Pick out each line containing the string "name".

┌──

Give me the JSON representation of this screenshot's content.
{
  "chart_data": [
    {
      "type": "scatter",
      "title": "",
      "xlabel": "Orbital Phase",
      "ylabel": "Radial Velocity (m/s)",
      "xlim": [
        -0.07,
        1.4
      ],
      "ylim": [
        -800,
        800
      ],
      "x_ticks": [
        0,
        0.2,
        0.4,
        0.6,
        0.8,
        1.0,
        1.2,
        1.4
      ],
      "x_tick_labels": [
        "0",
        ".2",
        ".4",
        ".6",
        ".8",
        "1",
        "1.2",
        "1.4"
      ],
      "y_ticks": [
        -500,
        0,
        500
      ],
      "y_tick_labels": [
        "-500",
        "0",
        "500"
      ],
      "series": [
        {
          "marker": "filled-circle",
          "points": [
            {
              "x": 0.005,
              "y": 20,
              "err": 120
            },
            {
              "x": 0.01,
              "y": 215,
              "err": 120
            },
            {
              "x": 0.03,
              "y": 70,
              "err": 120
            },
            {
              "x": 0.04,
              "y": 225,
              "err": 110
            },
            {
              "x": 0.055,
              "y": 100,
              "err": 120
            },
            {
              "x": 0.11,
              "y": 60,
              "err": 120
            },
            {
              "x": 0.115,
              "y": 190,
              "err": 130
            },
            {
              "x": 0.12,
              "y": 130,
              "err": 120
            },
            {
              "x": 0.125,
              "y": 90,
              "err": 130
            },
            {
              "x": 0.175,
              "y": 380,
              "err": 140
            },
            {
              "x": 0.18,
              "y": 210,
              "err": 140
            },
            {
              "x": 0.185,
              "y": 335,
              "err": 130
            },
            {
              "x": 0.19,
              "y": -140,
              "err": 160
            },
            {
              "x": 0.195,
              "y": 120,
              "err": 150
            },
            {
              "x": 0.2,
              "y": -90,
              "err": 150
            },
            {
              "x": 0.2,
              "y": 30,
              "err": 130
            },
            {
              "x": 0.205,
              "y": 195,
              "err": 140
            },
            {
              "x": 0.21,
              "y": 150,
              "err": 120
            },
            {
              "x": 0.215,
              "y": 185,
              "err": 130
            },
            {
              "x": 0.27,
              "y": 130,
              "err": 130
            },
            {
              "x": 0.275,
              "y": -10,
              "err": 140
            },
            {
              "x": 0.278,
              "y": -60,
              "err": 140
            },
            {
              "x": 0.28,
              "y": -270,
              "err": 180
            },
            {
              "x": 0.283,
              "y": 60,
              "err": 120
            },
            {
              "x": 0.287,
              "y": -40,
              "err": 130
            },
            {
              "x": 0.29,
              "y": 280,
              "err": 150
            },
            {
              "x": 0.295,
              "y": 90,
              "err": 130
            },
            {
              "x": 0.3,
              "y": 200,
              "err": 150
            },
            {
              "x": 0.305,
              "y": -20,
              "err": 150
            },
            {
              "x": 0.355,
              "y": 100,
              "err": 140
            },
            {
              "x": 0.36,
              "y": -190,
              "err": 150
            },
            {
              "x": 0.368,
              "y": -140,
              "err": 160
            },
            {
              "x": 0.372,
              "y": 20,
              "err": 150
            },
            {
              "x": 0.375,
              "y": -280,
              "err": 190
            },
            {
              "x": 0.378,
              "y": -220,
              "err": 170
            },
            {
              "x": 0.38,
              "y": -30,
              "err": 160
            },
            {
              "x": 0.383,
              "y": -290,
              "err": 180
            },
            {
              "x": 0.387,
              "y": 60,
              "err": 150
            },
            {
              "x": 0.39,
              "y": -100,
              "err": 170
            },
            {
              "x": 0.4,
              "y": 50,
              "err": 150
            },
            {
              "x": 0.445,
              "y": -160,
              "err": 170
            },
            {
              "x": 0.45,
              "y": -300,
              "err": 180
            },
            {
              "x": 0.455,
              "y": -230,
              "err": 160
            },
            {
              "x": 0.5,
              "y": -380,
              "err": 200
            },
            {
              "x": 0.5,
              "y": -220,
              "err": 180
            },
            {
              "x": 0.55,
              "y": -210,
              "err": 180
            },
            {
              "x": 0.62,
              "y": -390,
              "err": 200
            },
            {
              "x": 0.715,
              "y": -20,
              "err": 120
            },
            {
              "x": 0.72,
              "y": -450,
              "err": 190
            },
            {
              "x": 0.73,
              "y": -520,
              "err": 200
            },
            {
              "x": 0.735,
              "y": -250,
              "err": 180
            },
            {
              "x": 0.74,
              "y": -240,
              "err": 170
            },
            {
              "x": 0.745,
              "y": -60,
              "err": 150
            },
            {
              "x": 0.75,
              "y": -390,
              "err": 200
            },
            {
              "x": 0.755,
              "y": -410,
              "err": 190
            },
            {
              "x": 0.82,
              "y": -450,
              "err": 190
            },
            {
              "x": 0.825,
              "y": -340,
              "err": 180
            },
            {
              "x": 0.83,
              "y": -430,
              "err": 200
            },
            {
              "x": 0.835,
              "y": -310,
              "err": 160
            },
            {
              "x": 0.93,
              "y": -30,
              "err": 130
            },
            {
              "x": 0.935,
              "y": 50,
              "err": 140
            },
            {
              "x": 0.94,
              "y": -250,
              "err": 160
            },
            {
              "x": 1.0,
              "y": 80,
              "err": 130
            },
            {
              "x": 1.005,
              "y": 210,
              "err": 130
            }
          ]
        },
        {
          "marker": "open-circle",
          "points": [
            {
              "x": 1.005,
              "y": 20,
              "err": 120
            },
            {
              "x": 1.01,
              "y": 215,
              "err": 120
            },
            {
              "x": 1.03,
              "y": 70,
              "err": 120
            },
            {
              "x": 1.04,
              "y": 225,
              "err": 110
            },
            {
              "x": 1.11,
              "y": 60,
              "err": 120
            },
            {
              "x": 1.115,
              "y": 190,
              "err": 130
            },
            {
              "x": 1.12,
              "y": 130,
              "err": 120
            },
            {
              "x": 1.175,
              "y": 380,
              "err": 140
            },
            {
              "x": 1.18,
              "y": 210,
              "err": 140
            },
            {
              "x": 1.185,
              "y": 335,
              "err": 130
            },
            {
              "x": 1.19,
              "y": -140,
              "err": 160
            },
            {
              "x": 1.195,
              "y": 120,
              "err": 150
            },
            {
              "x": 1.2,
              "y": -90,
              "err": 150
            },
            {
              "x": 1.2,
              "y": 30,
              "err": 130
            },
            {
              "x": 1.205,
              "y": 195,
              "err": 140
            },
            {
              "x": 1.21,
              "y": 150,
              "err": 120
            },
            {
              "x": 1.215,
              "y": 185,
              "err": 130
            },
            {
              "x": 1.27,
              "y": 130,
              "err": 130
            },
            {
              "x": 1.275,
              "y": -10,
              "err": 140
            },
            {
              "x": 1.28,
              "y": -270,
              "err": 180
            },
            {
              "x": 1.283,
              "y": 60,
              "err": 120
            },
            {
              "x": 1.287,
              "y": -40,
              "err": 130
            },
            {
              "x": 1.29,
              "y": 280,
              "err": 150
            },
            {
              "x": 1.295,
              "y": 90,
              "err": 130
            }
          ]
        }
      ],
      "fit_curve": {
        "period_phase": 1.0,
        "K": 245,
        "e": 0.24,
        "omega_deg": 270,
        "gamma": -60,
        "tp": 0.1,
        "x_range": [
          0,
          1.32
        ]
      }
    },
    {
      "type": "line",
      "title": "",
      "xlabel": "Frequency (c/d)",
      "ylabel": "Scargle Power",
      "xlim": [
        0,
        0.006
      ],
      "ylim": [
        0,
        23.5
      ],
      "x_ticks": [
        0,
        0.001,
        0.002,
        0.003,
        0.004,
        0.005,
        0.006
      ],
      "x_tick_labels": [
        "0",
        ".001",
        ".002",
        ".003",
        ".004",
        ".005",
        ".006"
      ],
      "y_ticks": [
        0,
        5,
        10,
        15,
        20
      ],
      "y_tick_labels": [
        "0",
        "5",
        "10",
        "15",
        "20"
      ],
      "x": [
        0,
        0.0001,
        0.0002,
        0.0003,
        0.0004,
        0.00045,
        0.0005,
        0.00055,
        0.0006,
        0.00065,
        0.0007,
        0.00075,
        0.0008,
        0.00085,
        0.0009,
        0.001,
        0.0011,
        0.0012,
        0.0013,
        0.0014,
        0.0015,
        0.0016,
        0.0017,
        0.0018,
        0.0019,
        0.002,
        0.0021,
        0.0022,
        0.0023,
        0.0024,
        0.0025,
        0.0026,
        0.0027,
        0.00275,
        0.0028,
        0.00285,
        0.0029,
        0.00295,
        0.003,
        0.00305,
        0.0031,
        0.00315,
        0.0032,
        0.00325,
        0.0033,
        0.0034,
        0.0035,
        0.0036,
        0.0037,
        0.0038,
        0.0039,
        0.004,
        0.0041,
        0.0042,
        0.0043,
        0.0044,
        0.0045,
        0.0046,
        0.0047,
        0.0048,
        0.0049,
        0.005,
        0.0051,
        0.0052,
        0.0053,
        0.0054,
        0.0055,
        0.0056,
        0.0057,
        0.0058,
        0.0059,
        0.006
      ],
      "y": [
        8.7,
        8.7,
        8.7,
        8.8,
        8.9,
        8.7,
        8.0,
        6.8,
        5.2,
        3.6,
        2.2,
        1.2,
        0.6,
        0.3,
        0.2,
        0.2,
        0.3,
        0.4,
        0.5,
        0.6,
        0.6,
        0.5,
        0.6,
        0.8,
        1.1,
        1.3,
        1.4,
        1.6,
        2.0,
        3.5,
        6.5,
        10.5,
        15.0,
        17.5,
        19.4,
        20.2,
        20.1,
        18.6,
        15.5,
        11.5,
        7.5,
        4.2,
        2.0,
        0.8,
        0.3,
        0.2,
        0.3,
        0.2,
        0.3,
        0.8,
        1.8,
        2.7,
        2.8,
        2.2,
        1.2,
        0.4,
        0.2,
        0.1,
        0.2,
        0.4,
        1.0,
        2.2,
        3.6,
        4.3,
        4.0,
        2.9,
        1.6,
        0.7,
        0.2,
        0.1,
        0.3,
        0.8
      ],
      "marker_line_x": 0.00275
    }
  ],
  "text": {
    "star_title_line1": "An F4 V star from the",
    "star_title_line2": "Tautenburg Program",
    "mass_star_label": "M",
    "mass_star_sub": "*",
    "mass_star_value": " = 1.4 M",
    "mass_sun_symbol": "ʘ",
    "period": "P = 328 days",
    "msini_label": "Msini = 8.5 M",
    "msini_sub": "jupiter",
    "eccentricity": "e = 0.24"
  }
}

└──
┌──

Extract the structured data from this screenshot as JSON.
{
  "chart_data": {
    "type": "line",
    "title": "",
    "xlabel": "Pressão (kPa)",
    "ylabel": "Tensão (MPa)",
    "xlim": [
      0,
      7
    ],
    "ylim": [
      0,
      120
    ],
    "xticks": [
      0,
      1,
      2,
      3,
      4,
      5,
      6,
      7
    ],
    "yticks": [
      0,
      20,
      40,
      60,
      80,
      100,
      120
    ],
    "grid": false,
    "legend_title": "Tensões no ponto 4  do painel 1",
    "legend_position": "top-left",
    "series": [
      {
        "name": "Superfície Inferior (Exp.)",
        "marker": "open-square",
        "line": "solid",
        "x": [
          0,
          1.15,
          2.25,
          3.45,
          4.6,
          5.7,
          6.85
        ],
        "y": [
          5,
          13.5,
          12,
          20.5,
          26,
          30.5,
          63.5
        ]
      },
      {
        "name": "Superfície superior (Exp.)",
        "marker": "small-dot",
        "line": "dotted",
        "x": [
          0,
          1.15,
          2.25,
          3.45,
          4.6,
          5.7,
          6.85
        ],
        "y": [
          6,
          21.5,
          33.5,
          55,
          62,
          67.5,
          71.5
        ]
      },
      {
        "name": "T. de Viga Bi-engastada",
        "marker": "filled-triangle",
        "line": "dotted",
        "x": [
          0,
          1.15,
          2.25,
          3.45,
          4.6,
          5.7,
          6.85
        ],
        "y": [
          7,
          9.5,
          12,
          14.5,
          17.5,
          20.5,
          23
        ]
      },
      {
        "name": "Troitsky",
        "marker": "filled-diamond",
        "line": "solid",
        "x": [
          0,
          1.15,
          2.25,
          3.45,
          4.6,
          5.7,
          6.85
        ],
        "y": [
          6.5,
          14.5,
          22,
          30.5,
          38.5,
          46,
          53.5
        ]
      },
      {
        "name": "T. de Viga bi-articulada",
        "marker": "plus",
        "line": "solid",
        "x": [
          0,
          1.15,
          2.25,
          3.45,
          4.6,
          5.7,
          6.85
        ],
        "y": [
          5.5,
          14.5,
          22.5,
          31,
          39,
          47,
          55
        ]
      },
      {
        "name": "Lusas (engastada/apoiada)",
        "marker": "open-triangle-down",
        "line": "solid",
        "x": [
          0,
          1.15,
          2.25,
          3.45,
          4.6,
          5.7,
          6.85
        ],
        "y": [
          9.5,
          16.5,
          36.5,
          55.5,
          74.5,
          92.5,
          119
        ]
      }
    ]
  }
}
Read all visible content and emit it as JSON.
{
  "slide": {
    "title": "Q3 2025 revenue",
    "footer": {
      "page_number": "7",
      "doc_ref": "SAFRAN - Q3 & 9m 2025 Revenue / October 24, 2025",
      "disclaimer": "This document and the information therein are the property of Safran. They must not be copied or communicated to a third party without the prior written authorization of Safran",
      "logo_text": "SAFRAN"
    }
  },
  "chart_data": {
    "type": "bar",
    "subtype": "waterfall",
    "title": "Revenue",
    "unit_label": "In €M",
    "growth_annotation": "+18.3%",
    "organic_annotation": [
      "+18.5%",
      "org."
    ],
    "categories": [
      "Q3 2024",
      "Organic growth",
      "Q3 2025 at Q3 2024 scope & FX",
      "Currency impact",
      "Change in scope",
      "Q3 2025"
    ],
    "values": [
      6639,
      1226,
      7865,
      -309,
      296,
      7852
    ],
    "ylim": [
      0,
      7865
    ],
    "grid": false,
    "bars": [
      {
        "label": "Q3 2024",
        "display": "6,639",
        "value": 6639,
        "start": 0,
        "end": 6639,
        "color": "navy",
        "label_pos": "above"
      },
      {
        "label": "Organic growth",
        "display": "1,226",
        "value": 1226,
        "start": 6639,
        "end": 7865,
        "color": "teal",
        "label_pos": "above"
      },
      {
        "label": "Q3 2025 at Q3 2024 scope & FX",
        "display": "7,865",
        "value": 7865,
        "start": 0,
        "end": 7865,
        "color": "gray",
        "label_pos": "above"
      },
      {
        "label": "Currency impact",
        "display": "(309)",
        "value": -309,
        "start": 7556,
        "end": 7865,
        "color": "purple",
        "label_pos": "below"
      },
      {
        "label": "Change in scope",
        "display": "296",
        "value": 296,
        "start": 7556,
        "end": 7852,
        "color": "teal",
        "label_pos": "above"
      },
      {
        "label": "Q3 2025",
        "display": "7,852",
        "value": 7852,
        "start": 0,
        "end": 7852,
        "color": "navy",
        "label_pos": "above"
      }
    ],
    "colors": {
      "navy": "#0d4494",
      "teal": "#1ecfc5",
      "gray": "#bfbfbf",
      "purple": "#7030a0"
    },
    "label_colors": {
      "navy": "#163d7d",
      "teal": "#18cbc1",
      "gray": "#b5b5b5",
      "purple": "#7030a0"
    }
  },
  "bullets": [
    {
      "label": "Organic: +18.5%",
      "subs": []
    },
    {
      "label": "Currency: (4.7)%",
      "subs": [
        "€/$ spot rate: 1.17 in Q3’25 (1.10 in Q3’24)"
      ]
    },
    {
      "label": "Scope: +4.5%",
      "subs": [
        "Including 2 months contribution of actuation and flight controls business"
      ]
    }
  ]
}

└──

● TASK SOLUTION
        "name": "Superfície Inferior (Exp.)",
        "name": "Superfície superior (Exp.)",
        "name": "T. de Viga Bi-engastada",
        "name": "Troitsky",
        "name": "T. de Viga bi-articulada",
        "name": "Lusas (engastada/apoiada)",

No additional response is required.